— Data shown —
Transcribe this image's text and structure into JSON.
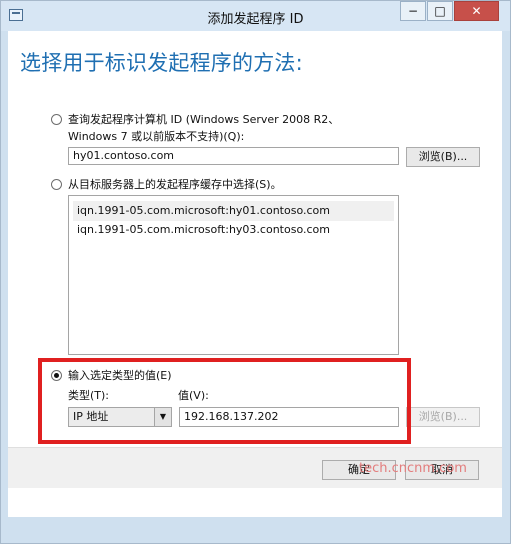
{
  "window": {
    "title": "添加发起程序 ID",
    "minimize": "−",
    "maximize": "□",
    "close": "✕"
  },
  "page": {
    "heading": "选择用于标识发起程序的方法:"
  },
  "option_query": {
    "label_line1": "查询发起程序计算机 ID (Windows Server 2008 R2、",
    "label_line2": "Windows 7 或以前版本不支持)(Q):",
    "value": "hy01.contoso.com",
    "browse_label": "浏览(B)..."
  },
  "option_cache": {
    "label": "从目标服务器上的发起程序缓存中选择(S)。",
    "items": [
      "iqn.1991-05.com.microsoft:hy01.contoso.com",
      "iqn.1991-05.com.microsoft:hy03.contoso.com"
    ]
  },
  "option_manual": {
    "label": "输入选定类型的值(E)",
    "type_label": "类型(T):",
    "type_value": "IP 地址",
    "value_label": "值(V):",
    "value": "192.168.137.202",
    "browse_label": "浏览(B)..."
  },
  "footer": {
    "ok_label": "确定",
    "cancel_label": "取消"
  },
  "watermark": "tech.cncnm.com",
  "colors": {
    "heading": "#1f6fb2",
    "highlight": "#e02020",
    "close_button": "#c7504a"
  }
}
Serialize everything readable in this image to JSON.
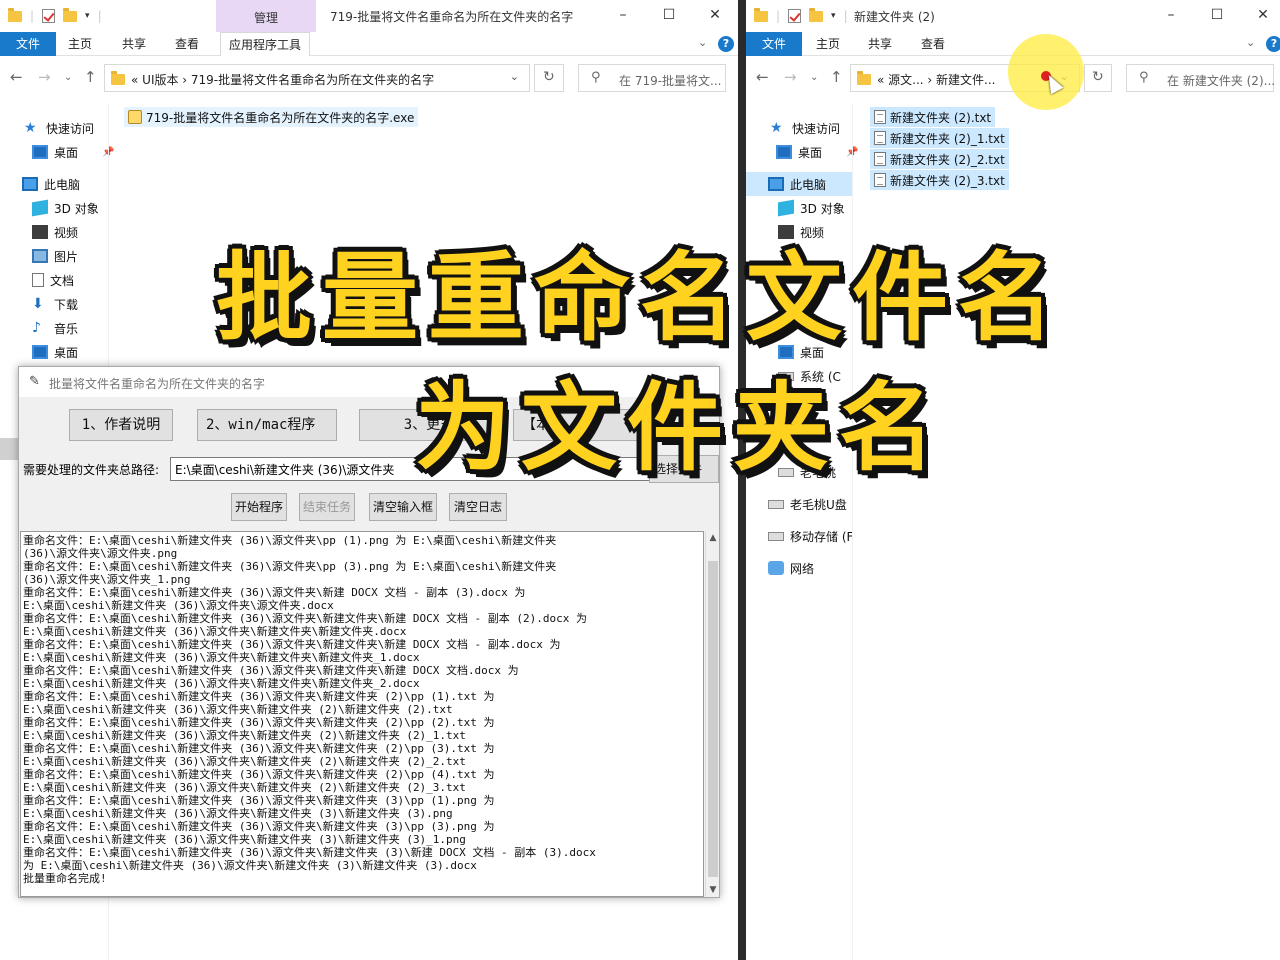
{
  "left_window": {
    "title": "719-批量将文件名重命名为所在文件夹的名字",
    "manage_tab": "管理",
    "ribbon_tabs": [
      "文件",
      "主页",
      "共享",
      "查看",
      "应用程序工具"
    ],
    "breadcrumb": "«  UI版本  ›  719-批量将文件名重命名为所在文件夹的名字",
    "search_placeholder": "在 719-批量将文...",
    "nav_items": [
      "快速访问",
      "桌面",
      "此电脑",
      "3D 对象",
      "视频",
      "图片",
      "文档",
      "下载",
      "音乐",
      "桌面"
    ],
    "files": [
      "719-批量将文件名重命名为所在文件夹的名字.exe"
    ]
  },
  "right_window": {
    "title": "新建文件夹 (2)",
    "ribbon_tabs": [
      "文件",
      "主页",
      "共享",
      "查看"
    ],
    "breadcrumb": "«  源文...  ›  新建文件...",
    "search_placeholder": "在 新建文件夹 (2)...",
    "nav_items": [
      "快速访问",
      "桌面",
      "此电脑",
      "3D 对象",
      "视频",
      "",
      "",
      "桌面",
      "系统 (C",
      "软件",
      "文档",
      "",
      "老毛桃",
      "老毛桃U盘",
      "移动存储 (F",
      "网络"
    ],
    "files": [
      "新建文件夹 (2).txt",
      "新建文件夹 (2)_1.txt",
      "新建文件夹 (2)_2.txt",
      "新建文件夹 (2)_3.txt"
    ]
  },
  "app": {
    "title": "批量将文件名重命名为所在文件夹的名字",
    "top_buttons": [
      "1、作者说明",
      "2、win/mac程序",
      "3、更多",
      "【本"
    ],
    "path_label": "需要处理的文件夹总路径:",
    "path_value": "E:\\桌面\\ceshi\\新建文件夹 (36)\\源文件夹",
    "select_button": "选择文件",
    "action_buttons": [
      "开始程序",
      "结束任务",
      "清空输入框",
      "清空日志"
    ],
    "log": [
      "重命名文件：E:\\桌面\\ceshi\\新建文件夹 (36)\\源文件夹\\pp (1).png 为 E:\\桌面\\ceshi\\新建文件夹",
      "(36)\\源文件夹\\源文件夹.png",
      "重命名文件：E:\\桌面\\ceshi\\新建文件夹 (36)\\源文件夹\\pp (3).png 为 E:\\桌面\\ceshi\\新建文件夹",
      "(36)\\源文件夹\\源文件夹_1.png",
      "重命名文件：E:\\桌面\\ceshi\\新建文件夹 (36)\\源文件夹\\新建 DOCX 文档 - 副本 (3).docx 为",
      "E:\\桌面\\ceshi\\新建文件夹 (36)\\源文件夹\\源文件夹.docx",
      "重命名文件：E:\\桌面\\ceshi\\新建文件夹 (36)\\源文件夹\\新建文件夹\\新建 DOCX 文档 - 副本 (2).docx 为",
      "E:\\桌面\\ceshi\\新建文件夹 (36)\\源文件夹\\新建文件夹\\新建文件夹.docx",
      "重命名文件：E:\\桌面\\ceshi\\新建文件夹 (36)\\源文件夹\\新建文件夹\\新建 DOCX 文档 - 副本.docx 为",
      "E:\\桌面\\ceshi\\新建文件夹 (36)\\源文件夹\\新建文件夹\\新建文件夹_1.docx",
      "重命名文件：E:\\桌面\\ceshi\\新建文件夹 (36)\\源文件夹\\新建文件夹\\新建 DOCX 文档.docx 为",
      "E:\\桌面\\ceshi\\新建文件夹 (36)\\源文件夹\\新建文件夹\\新建文件夹_2.docx",
      "重命名文件：E:\\桌面\\ceshi\\新建文件夹 (36)\\源文件夹\\新建文件夹 (2)\\pp (1).txt 为",
      "E:\\桌面\\ceshi\\新建文件夹 (36)\\源文件夹\\新建文件夹 (2)\\新建文件夹 (2).txt",
      "重命名文件：E:\\桌面\\ceshi\\新建文件夹 (36)\\源文件夹\\新建文件夹 (2)\\pp (2).txt 为",
      "E:\\桌面\\ceshi\\新建文件夹 (36)\\源文件夹\\新建文件夹 (2)\\新建文件夹 (2)_1.txt",
      "重命名文件：E:\\桌面\\ceshi\\新建文件夹 (36)\\源文件夹\\新建文件夹 (2)\\pp (3).txt 为",
      "E:\\桌面\\ceshi\\新建文件夹 (36)\\源文件夹\\新建文件夹 (2)\\新建文件夹 (2)_2.txt",
      "重命名文件：E:\\桌面\\ceshi\\新建文件夹 (36)\\源文件夹\\新建文件夹 (2)\\pp (4).txt 为",
      "E:\\桌面\\ceshi\\新建文件夹 (36)\\源文件夹\\新建文件夹 (2)\\新建文件夹 (2)_3.txt",
      "重命名文件：E:\\桌面\\ceshi\\新建文件夹 (36)\\源文件夹\\新建文件夹 (3)\\pp (1).png 为",
      "E:\\桌面\\ceshi\\新建文件夹 (36)\\源文件夹\\新建文件夹 (3)\\新建文件夹 (3).png",
      "重命名文件：E:\\桌面\\ceshi\\新建文件夹 (36)\\源文件夹\\新建文件夹 (3)\\pp (3).png 为",
      "E:\\桌面\\ceshi\\新建文件夹 (36)\\源文件夹\\新建文件夹 (3)\\新建文件夹 (3)_1.png",
      "重命名文件：E:\\桌面\\ceshi\\新建文件夹 (36)\\源文件夹\\新建文件夹 (3)\\新建 DOCX 文档 - 副本 (3).docx",
      "为 E:\\桌面\\ceshi\\新建文件夹 (36)\\源文件夹\\新建文件夹 (3)\\新建文件夹 (3).docx",
      "批量重命名完成!"
    ]
  },
  "overlay": {
    "line1": "批量重命名文件名",
    "line2": "为文件夹名",
    "color": "#ffd21f"
  }
}
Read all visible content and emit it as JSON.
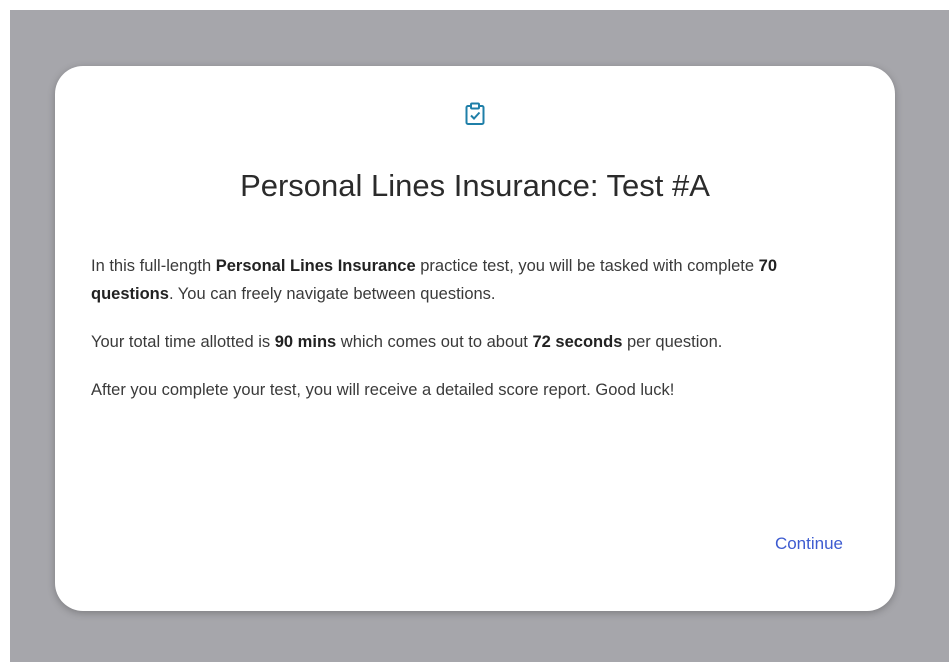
{
  "modal": {
    "icon": "clipboard-check-icon",
    "title": "Personal Lines Insurance: Test #A",
    "p1": {
      "t1": "In this full-length ",
      "b1": "Personal Lines Insurance",
      "t2": " practice test, you will be tasked with complete ",
      "b2": "70 questions",
      "t3": ". You can freely navigate between questions."
    },
    "p2": {
      "t1": "Your total time allotted is ",
      "b1": "90 mins",
      "t2": " which comes out to about ",
      "b2": "72 seconds",
      "t3": " per question."
    },
    "p3": "After you complete your test, you will receive a detailed score report. Good luck!",
    "continue_label": "Continue"
  },
  "colors": {
    "backdrop": "#a6a6ab",
    "accent": "#3d5bd0",
    "icon": "#1f7fa8"
  }
}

— What you need to do —
Output the line that contains "Read all visible content and emit it as JSON." and every subsequent line through the end of the entries, exactly as given, without pictures.

— Final result —
Read all visible content and emit it as JSON.
{
  "modal": {
    "icon": "clipboard-check-icon",
    "title": "Personal Lines Insurance: Test #A",
    "p1": {
      "t1": "In this full-length ",
      "b1": "Personal Lines Insurance",
      "t2": " practice test, you will be tasked with complete ",
      "b2": "70 questions",
      "t3": ". You can freely navigate between questions."
    },
    "p2": {
      "t1": "Your total time allotted is ",
      "b1": "90 mins",
      "t2": " which comes out to about ",
      "b2": "72 seconds",
      "t3": " per question."
    },
    "p3": "After you complete your test, you will receive a detailed score report. Good luck!",
    "continue_label": "Continue"
  },
  "colors": {
    "backdrop": "#a6a6ab",
    "accent": "#3d5bd0",
    "icon": "#1f7fa8"
  }
}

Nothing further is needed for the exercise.